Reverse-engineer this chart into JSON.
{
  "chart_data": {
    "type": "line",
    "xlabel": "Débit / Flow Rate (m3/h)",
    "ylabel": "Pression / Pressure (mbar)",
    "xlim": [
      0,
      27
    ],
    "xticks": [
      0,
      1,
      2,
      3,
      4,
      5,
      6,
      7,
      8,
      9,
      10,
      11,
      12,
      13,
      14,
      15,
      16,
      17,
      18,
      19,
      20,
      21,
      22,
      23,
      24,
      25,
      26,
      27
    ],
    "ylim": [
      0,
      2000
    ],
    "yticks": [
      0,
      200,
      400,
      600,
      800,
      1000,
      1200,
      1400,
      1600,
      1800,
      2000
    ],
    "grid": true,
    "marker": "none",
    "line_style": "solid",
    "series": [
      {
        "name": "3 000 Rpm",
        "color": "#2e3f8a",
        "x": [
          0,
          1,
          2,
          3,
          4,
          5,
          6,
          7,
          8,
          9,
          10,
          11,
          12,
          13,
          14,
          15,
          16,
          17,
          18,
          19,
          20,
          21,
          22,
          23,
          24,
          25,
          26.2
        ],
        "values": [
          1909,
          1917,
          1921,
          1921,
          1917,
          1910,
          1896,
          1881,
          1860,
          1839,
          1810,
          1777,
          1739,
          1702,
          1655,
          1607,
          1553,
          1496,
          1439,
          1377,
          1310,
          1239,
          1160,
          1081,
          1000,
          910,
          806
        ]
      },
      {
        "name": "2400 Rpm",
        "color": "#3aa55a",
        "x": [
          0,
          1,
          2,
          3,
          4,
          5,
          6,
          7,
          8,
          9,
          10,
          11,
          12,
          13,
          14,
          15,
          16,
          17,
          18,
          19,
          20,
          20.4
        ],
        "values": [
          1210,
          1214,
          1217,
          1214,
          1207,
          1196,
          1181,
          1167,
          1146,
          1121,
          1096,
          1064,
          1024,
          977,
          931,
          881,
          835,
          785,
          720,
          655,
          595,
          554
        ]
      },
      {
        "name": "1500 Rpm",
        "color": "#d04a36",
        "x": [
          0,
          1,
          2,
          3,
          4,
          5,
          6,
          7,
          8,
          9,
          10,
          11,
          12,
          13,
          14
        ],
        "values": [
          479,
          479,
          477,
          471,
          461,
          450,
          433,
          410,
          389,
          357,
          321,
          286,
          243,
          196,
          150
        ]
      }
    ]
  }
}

▶ DO THIS:
Check the data for the word "name" and pull out the lines that have it.

▶ FULL OUTPUT:
        "name": "3 000 Rpm",
        "name": "2400 Rpm",
        "name": "1500 Rpm",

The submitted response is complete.